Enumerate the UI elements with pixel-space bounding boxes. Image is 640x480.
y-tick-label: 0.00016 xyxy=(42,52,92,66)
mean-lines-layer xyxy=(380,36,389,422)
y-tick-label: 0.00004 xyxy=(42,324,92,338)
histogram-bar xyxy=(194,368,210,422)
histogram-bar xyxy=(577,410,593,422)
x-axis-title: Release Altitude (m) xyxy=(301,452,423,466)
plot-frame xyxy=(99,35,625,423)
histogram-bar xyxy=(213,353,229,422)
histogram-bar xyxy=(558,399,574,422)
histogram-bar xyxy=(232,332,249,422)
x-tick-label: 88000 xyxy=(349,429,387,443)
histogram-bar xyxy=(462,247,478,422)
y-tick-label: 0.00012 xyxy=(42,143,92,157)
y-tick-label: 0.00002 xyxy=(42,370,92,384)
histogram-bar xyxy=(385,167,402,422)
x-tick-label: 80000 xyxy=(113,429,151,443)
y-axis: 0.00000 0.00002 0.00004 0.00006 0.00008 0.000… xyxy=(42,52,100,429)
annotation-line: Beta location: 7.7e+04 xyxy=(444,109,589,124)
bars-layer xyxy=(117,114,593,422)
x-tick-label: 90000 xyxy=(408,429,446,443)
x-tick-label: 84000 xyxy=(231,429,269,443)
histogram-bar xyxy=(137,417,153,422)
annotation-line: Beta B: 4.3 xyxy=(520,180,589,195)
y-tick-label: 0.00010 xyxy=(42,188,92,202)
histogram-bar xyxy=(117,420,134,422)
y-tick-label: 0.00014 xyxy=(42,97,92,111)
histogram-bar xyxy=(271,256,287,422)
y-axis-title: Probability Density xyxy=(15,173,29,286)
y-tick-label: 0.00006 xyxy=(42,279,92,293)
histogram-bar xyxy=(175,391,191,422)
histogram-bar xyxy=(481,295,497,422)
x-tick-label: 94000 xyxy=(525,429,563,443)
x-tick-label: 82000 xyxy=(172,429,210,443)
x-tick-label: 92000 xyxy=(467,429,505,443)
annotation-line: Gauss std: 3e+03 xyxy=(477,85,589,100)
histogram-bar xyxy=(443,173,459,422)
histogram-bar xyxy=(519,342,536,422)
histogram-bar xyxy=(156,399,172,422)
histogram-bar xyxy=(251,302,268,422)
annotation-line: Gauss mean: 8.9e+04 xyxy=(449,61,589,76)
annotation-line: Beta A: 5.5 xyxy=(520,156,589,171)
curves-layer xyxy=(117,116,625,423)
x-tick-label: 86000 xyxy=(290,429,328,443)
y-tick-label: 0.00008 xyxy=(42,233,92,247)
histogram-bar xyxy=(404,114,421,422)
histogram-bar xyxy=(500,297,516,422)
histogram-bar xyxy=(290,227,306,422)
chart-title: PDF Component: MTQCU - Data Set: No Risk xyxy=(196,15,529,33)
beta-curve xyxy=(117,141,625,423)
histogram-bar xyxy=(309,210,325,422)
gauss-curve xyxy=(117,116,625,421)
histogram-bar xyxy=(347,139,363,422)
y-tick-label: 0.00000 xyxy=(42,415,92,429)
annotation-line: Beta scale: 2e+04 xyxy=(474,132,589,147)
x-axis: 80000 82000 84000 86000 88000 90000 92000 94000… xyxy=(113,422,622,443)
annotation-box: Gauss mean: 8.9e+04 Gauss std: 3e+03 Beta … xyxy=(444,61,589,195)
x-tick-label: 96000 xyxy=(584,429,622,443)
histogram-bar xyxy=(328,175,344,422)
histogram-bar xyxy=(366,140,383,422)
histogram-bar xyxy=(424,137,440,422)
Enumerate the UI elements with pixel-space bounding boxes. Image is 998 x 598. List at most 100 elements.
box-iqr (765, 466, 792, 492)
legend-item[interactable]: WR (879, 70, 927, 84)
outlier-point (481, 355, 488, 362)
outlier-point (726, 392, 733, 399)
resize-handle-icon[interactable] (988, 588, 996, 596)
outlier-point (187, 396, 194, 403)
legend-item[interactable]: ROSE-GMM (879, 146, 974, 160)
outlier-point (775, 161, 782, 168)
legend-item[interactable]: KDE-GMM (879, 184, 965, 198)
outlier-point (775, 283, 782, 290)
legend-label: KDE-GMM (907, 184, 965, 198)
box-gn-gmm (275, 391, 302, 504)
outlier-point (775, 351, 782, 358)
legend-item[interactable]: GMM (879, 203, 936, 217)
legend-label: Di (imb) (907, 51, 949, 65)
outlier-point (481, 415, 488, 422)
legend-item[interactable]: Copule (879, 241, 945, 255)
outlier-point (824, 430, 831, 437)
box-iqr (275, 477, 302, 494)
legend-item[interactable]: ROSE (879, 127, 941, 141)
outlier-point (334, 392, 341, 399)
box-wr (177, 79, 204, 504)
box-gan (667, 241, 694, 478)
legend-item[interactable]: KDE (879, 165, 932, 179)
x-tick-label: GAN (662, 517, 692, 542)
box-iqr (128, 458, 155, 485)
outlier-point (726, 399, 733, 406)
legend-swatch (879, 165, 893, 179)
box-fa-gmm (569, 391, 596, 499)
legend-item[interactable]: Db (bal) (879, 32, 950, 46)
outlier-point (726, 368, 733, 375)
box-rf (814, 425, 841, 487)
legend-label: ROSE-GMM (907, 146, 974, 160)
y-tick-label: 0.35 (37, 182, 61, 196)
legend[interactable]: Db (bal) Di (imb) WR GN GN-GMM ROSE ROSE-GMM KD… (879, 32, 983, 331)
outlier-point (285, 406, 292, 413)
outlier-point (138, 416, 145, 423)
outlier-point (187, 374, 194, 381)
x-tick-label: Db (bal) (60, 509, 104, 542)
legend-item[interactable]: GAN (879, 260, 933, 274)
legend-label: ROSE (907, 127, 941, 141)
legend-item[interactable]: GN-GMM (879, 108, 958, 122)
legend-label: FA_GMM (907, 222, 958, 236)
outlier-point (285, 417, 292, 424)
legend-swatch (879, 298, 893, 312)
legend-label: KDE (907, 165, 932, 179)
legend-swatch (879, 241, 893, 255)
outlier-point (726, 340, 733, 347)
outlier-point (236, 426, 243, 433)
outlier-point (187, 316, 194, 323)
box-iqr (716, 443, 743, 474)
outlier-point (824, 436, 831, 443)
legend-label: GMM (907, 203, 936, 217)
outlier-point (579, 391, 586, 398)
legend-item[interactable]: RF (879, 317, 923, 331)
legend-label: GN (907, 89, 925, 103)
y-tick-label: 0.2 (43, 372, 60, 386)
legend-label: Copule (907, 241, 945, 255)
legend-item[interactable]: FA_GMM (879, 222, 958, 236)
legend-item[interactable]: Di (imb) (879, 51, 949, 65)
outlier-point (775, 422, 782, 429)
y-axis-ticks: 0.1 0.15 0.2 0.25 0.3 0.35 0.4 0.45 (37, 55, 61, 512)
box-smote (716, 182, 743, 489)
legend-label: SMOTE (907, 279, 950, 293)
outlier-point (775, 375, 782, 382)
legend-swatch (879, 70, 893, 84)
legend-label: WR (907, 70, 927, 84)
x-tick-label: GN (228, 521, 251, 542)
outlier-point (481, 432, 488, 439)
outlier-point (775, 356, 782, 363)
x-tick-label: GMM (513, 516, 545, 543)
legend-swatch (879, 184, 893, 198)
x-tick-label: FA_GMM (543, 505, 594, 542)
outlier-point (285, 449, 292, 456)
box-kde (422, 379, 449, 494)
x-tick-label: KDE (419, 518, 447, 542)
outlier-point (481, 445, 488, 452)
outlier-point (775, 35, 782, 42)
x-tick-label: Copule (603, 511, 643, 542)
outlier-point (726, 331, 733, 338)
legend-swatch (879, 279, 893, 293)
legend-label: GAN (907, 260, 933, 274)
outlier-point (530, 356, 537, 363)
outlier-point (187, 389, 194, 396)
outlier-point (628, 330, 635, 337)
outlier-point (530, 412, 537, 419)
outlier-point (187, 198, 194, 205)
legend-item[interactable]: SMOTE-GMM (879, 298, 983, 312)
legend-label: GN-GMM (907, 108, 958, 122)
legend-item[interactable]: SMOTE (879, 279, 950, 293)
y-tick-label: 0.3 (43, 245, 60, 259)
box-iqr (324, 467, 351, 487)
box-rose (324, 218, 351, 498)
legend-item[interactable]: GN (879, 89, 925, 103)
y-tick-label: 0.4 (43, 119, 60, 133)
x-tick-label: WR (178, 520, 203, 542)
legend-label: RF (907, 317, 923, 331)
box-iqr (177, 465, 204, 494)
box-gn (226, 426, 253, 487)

_____

DESCRIPTION OF THE TASK: Report every line of the items that contains the string "Enumerate", matching case exactly.

TASK RESULT:
Enumerate the UI elements with pixel-space bounding boxes. Image is 640x480.
Enumerate the UI elements with pixel-space bounding boxes. Image is 998 x 598. List at most 100 elements.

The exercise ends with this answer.